### Set exercise:
Write each record again exactly as it stands.

----

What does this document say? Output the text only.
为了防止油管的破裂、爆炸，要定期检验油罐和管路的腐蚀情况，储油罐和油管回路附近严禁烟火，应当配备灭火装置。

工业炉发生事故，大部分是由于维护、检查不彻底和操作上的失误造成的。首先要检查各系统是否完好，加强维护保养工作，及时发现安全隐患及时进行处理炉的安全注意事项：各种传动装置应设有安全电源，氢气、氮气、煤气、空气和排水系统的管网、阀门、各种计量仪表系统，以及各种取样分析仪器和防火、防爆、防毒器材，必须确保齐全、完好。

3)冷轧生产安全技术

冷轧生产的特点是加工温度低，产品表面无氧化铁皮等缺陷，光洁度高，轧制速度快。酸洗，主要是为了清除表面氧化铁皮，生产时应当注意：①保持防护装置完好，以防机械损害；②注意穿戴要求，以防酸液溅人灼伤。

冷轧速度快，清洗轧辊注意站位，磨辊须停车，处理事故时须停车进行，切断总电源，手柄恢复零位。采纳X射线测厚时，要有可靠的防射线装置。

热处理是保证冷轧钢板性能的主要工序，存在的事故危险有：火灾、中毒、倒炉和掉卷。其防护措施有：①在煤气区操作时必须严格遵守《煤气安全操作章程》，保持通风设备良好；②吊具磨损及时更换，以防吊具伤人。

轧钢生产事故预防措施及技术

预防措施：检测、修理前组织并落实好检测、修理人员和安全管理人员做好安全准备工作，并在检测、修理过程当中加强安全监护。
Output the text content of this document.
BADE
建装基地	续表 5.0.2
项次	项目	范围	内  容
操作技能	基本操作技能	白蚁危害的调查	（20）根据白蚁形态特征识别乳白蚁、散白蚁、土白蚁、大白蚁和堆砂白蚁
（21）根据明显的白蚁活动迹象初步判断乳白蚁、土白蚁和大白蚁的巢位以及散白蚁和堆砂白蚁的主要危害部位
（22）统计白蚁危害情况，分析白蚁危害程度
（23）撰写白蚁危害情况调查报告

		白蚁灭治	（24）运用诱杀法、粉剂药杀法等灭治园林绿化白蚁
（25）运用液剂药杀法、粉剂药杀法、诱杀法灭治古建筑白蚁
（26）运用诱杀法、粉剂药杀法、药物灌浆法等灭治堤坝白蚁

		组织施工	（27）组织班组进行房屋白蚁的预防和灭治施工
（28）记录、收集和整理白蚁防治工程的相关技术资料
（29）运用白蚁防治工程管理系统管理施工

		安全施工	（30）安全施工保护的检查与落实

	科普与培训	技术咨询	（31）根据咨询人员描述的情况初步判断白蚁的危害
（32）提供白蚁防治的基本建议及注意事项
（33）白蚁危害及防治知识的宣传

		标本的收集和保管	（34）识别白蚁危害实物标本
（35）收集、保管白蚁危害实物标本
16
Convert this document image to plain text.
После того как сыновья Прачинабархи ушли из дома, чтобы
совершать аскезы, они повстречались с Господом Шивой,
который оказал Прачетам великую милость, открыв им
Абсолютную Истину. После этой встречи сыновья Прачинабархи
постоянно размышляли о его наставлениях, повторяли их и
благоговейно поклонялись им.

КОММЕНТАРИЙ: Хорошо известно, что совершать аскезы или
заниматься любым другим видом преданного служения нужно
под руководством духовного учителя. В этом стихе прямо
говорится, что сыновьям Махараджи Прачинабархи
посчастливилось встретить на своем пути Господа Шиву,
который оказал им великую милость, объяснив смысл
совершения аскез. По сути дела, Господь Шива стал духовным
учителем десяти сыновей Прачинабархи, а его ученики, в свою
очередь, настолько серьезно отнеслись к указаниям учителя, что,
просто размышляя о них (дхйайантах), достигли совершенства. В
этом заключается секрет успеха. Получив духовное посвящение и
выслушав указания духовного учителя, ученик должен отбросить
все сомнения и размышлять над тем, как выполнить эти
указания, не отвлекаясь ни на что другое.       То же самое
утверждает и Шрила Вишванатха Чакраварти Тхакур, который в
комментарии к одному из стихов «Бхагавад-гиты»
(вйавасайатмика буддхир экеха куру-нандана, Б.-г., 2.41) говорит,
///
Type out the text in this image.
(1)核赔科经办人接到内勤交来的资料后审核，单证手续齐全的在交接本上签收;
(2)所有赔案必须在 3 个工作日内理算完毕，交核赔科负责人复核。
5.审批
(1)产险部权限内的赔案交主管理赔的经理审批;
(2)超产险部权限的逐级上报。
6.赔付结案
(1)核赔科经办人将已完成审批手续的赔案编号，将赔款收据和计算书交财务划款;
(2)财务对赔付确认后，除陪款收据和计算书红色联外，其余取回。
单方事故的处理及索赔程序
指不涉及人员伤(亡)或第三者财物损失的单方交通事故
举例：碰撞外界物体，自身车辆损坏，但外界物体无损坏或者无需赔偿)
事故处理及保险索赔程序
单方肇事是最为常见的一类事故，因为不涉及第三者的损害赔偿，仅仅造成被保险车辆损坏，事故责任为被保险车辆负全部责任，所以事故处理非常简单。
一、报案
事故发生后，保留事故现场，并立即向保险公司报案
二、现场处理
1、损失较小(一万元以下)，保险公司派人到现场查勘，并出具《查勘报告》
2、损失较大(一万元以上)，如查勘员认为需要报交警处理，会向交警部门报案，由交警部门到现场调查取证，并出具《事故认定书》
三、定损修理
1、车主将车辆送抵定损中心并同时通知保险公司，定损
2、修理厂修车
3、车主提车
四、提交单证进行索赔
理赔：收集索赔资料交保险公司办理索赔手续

----

### Exercise output:
What does this document say? Output the text only.
为了防止油管的破裂、爆炸，要定期检验油罐和管路的腐蚀情况，储油罐和油管回路附近严禁烟火，应当配备灭火装置。

工业炉发生事故，大部分是由于维护、检查不彻底和操作上的失误造成的。首先要检查各系统是否完好，加强维护保养工作，及时发现安全隐患及时进行处理炉的安全注意事项：各种传动装置应设有安全电源，氢气、氮气、煤气、空气和排水系统的管网、阀门、各种计量仪表系统，以及各种取样分析仪器和防火、防爆、防毒器材，必须确保齐全、完好。

3)冷轧生产安全技术

冷轧生产的特点是加工温度低，产品表面无氧化铁皮等缺陷，光洁度高，轧制速度快。酸洗，主要是为了清除表面氧化铁皮，生产时应当注意：①保持防护装置完好，以防机械损害；②注意穿戴要求，以防酸液溅人灼伤。

冷轧速度快，清洗轧辊注意站位，磨辊须停车，处理事故时须停车进行，切断总电源，手柄恢复零位。采纳X射线测厚时，要有可靠的防射线装置。

热处理是保证冷轧钢板性能的主要工序，存在的事故危险有：火灾、中毒、倒炉和掉卷。其防护措施有：①在煤气区操作时必须严格遵守《煤气安全操作章程》，保持通风设备良好；②吊具磨损及时更换，以防吊具伤人。

轧钢生产事故预防措施及技术

预防措施：检测、修理前组织并落实好检测、修理人员和安全管理人员做好安全准备工作，并在检测、修理过程当中加强安全监护。
Output the text content of this document.
BADE
建装基地	续表 5.0.2
项次	项目	范围	内  容
操作技能	基本操作技能	白蚁危害的调查	（20）根据白蚁形态特征识别乳白蚁、散白蚁、土白蚁、大白蚁和堆砂白蚁
（21）根据明显的白蚁活动迹象初步判断乳白蚁、土白蚁和大白蚁的巢位以及散白蚁和堆砂白蚁的主要危害部位
（22）统计白蚁危害情况，分析白蚁危害程度
（23）撰写白蚁危害情况调查报告

		白蚁灭治	（24）运用诱杀法、粉剂药杀法等灭治园林绿化白蚁
（25）运用液剂药杀法、粉剂药杀法、诱杀法灭治古建筑白蚁
（26）运用诱杀法、粉剂药杀法、药物灌浆法等灭治堤坝白蚁

		组织施工	（27）组织班组进行房屋白蚁的预防和灭治施工
（28）记录、收集和整理白蚁防治工程的相关技术资料
（29）运用白蚁防治工程管理系统管理施工

		安全施工	（30）安全施工保护的检查与落实

	科普与培训	技术咨询	（31）根据咨询人员描述的情况初步判断白蚁的危害
（32）提供白蚁防治的基本建议及注意事项
（33）白蚁危害及防治知识的宣传

		标本的收集和保管	（34）识别白蚁危害实物标本
（35）收集、保管白蚁危害实物标本
16
Convert this document image to plain text.
После того как сыновья Прачинабархи ушли из дома, чтобы
совершать аскезы, они повстречались с Господом Шивой,
который оказал Прачетам великую милость, открыв им
Абсолютную Истину. После этой встречи сыновья Прачинабархи
постоянно размышляли о его наставлениях, повторяли их и
благоговейно поклонялись им.

КОММЕНТАРИЙ: Хорошо известно, что совершать аскезы или
заниматься любым другим видом преданного служения нужно
под руководством духовного учителя. В этом стихе прямо
говорится, что сыновьям Махараджи Прачинабархи
посчастливилось встретить на своем пути Господа Шиву,
который оказал им великую милость, объяснив смысл
совершения аскез. По сути дела, Господь Шива стал духовным
учителем десяти сыновей Прачинабархи, а его ученики, в свою
очередь, настолько серьезно отнеслись к указаниям учителя, что,
просто размышляя о них (дхйайантах), достигли совершенства. В
этом заключается секрет успеха. Получив духовное посвящение и
выслушав указания духовного учителя, ученик должен отбросить
все сомнения и размышлять над тем, как выполнить эти
указания, не отвлекаясь ни на что другое.       То же самое
утверждает и Шрила Вишванатха Чакраварти Тхакур, который в
комментарии к одному из стихов «Бхагавад-гиты»
(вйавасайатмика буддхир экеха куру-нандана, Б.-г., 2.41) говорит,
///
Type out the text in this image.
(1)核赔科经办人接到内勤交来的资料后审核，单证手续齐全的在交接本上签收;
(2)所有赔案必须在 3 个工作日内理算完毕，交核赔科负责人复核。
5.审批
(1)产险部权限内的赔案交主管理赔的经理审批;
(2)超产险部权限的逐级上报。
6.赔付结案
(1)核赔科经办人将已完成审批手续的赔案编号，将赔款收据和计算书交财务划款;
(2)财务对赔付确认后，除陪款收据和计算书红色联外，其余取回。
单方事故的处理及索赔程序
指不涉及人员伤(亡)或第三者财物损失的单方交通事故
举例：碰撞外界物体，自身车辆损坏，但外界物体无损坏或者无需赔偿)
事故处理及保险索赔程序
单方肇事是最为常见的一类事故，因为不涉及第三者的损害赔偿，仅仅造成被保险车辆损坏，事故责任为被保险车辆负全部责任，所以事故处理非常简单。
一、报案
事故发生后，保留事故现场，并立即向保险公司报案
二、现场处理
1、损失较小(一万元以下)，保险公司派人到现场查勘，并出具《查勘报告》
2、损失较大(一万元以上)，如查勘员认为需要报交警处理，会向交警部门报案，由交警部门到现场调查取证，并出具《事故认定书》
三、定损修理
1、车主将车辆送抵定损中心并同时通知保险公司，定损
2、修理厂修车
3、车主提车
四、提交单证进行索赔
理赔：收集索赔资料交保险公司办理索赔手续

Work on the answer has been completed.